RAW DATA:

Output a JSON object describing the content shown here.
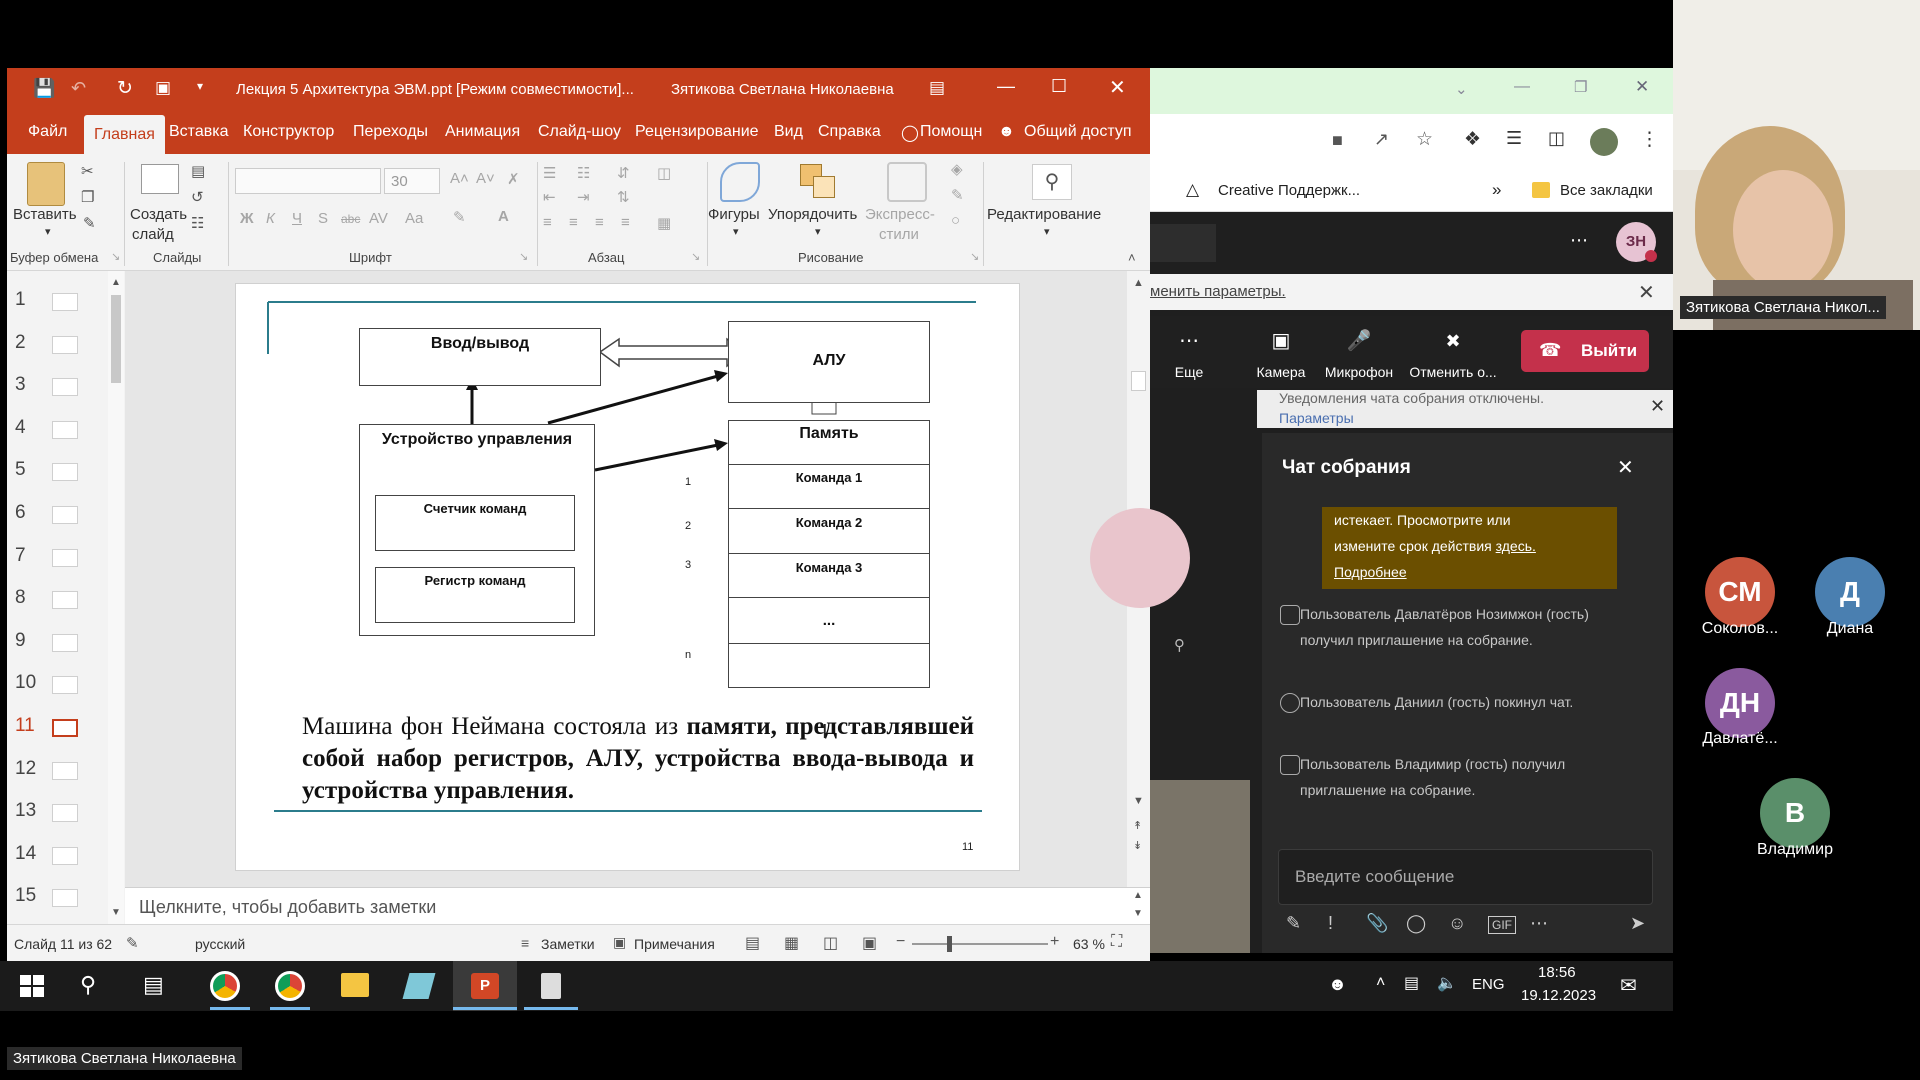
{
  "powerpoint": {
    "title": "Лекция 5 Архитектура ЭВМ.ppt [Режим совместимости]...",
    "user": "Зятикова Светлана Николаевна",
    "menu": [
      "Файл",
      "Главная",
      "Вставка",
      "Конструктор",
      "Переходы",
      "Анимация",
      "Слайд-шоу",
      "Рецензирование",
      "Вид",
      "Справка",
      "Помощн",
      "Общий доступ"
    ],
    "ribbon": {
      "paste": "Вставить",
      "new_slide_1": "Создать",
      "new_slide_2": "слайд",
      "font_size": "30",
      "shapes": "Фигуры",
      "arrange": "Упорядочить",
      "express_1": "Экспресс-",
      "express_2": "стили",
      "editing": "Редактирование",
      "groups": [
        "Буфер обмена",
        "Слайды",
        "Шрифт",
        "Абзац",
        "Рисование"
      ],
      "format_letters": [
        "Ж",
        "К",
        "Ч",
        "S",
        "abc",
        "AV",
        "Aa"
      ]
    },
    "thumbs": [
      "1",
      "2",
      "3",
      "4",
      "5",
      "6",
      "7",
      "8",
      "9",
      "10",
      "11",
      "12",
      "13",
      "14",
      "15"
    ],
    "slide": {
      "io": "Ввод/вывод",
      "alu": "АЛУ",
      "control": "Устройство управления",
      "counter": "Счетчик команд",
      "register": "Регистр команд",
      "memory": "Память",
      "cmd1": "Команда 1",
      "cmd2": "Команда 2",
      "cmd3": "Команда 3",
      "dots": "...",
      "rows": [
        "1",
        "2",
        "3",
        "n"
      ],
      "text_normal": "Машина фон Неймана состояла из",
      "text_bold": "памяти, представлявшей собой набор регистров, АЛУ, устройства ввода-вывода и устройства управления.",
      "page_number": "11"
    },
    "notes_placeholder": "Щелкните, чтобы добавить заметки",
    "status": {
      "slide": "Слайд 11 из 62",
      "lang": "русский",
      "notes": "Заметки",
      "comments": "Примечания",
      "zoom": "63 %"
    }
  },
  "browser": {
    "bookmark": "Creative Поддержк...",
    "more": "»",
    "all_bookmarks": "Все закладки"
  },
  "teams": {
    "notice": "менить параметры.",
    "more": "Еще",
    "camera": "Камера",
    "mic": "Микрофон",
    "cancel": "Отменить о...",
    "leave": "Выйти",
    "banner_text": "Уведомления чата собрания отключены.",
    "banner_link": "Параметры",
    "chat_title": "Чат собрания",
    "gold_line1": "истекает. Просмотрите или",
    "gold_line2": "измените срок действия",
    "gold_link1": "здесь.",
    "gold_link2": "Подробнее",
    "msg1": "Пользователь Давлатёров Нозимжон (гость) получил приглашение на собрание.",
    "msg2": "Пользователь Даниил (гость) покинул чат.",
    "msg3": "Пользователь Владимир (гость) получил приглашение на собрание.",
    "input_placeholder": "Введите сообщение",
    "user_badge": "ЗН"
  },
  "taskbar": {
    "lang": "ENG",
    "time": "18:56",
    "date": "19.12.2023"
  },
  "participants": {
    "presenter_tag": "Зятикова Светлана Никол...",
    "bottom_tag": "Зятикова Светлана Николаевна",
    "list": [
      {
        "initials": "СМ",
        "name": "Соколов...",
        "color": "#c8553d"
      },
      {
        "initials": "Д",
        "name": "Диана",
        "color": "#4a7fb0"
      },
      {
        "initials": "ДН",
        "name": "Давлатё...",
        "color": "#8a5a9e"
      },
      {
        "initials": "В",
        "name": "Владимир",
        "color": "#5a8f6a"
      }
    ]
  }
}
---
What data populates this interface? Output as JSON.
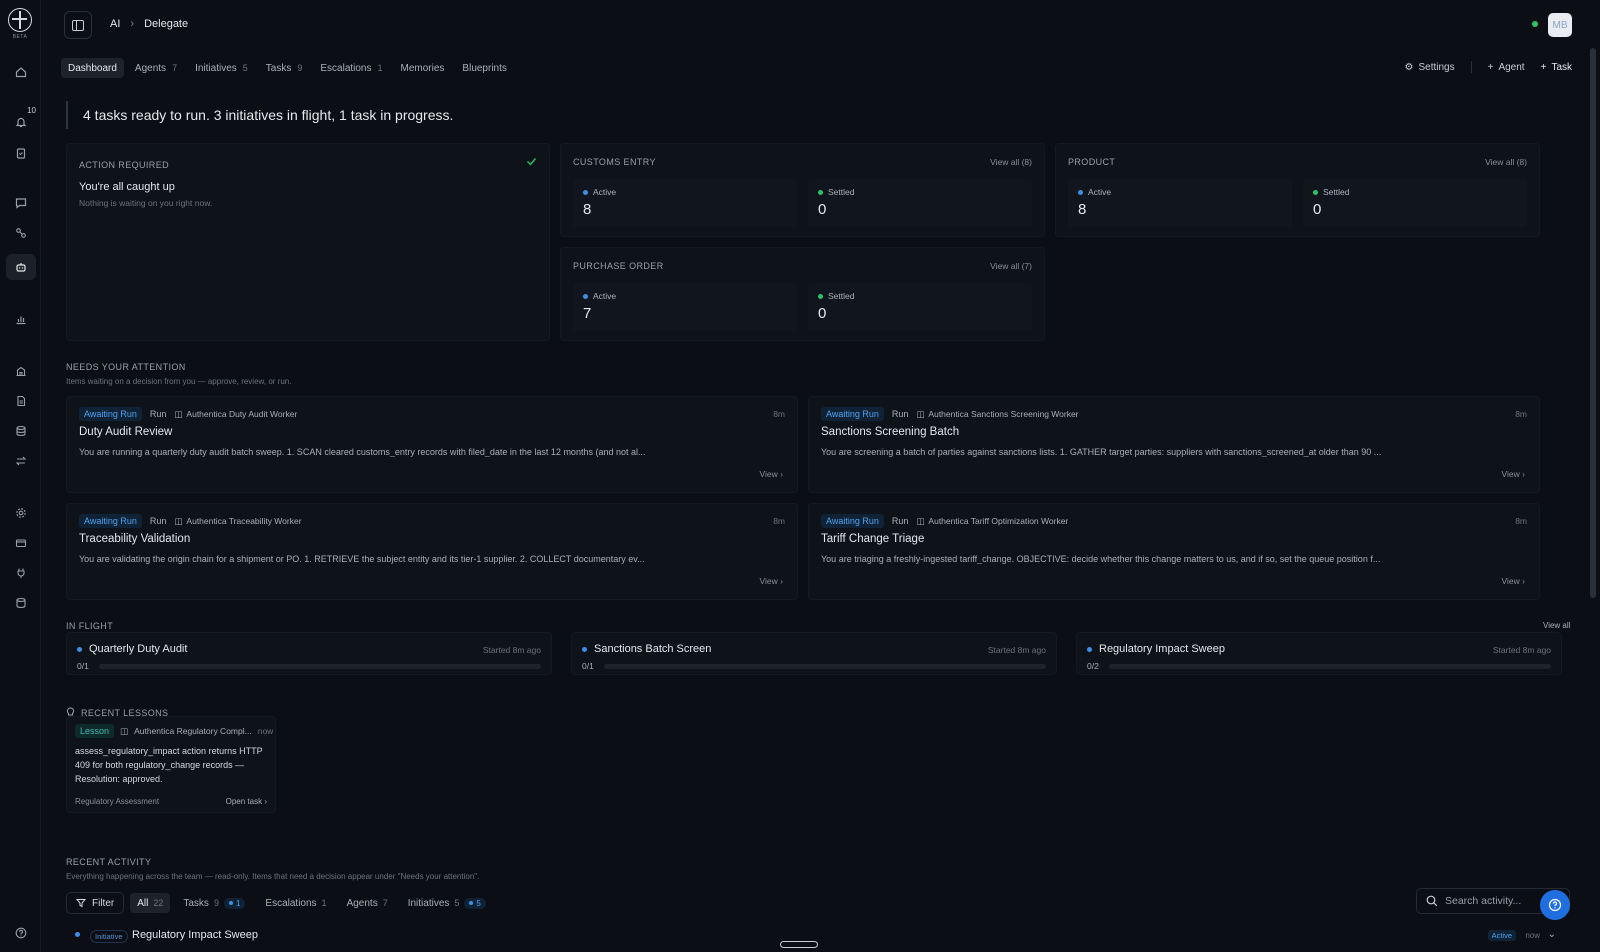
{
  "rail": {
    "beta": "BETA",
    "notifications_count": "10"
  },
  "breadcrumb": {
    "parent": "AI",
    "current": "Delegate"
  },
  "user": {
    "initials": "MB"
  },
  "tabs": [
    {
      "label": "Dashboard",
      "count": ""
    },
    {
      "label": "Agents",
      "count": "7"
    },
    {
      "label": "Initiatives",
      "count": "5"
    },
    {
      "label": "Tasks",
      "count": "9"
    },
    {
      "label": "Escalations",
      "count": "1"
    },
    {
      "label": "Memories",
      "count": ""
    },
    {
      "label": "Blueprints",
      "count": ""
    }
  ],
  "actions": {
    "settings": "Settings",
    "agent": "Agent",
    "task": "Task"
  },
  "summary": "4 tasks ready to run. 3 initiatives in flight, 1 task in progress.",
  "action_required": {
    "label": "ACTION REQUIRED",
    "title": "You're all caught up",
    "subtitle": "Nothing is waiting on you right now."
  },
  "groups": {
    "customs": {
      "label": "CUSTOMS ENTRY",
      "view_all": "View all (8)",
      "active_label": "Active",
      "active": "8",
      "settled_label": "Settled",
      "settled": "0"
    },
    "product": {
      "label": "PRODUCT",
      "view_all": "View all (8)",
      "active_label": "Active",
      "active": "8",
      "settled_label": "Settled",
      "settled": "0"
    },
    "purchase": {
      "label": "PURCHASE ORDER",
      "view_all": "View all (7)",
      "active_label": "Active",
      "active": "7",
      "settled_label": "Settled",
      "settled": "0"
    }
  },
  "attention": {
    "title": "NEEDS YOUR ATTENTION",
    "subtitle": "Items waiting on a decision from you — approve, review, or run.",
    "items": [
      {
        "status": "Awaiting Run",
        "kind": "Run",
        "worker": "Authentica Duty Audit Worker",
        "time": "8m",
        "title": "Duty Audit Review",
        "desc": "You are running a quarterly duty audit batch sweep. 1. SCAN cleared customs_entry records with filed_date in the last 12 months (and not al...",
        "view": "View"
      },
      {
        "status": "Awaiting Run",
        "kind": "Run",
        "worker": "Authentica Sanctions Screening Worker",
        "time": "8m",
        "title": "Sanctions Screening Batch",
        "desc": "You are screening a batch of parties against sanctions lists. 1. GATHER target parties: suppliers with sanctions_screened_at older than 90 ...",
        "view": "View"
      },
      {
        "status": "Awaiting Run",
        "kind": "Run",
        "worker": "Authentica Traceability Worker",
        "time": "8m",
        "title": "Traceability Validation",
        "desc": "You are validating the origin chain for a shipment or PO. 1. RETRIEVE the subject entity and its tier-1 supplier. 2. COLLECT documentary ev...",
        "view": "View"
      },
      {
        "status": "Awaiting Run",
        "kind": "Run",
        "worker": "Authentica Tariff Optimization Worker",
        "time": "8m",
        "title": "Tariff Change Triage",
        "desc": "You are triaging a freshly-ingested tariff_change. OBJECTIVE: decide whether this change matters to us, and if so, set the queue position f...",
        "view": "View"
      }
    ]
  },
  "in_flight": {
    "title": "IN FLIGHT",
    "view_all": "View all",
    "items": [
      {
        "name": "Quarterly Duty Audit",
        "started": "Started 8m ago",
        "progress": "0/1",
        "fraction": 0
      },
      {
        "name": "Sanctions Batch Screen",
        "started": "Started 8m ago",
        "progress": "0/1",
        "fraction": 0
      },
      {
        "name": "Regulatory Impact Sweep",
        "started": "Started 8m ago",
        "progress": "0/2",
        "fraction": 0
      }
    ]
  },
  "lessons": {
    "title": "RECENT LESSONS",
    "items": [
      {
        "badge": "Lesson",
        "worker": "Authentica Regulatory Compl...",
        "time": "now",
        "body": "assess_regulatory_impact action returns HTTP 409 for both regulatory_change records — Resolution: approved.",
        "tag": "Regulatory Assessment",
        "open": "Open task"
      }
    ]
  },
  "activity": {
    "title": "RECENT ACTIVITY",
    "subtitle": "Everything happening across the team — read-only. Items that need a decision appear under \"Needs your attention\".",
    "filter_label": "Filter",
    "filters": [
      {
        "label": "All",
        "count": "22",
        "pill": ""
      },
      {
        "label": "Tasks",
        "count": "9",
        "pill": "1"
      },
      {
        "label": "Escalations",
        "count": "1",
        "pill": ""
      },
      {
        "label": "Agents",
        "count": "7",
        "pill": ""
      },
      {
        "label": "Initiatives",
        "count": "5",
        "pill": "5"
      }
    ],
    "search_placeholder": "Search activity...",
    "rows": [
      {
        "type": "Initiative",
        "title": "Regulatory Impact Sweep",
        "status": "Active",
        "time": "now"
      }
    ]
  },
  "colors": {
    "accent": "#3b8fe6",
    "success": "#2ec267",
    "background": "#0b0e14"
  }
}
--
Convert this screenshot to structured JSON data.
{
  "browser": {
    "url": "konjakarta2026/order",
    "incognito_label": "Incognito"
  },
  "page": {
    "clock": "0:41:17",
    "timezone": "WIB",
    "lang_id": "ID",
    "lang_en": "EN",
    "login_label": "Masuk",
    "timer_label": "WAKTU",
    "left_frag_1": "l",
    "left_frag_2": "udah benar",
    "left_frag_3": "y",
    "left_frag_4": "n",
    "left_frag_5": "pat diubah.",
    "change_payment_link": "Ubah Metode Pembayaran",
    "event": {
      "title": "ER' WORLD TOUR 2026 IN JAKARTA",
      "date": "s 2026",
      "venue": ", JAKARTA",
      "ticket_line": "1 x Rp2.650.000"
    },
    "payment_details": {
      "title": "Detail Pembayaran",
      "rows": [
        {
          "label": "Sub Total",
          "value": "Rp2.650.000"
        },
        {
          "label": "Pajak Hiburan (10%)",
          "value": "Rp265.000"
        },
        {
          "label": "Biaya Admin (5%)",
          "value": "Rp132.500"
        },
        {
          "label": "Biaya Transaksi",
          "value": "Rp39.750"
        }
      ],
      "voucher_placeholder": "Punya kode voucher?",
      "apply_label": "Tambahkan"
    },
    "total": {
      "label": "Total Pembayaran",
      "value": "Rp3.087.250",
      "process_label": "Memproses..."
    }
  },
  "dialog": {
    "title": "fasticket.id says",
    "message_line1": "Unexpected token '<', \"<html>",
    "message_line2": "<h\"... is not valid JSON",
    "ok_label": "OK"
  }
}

AIM OF THE EXERCISE: Collect every line above that contains the word "progress".

OUTPUT OF THE TASK:
  "summary": "4 tasks ready to run. 3 initiatives in flight, 1 task in progress.",
        "progress": "0/1",
        "progress": "0/1",
        "progress": "0/2",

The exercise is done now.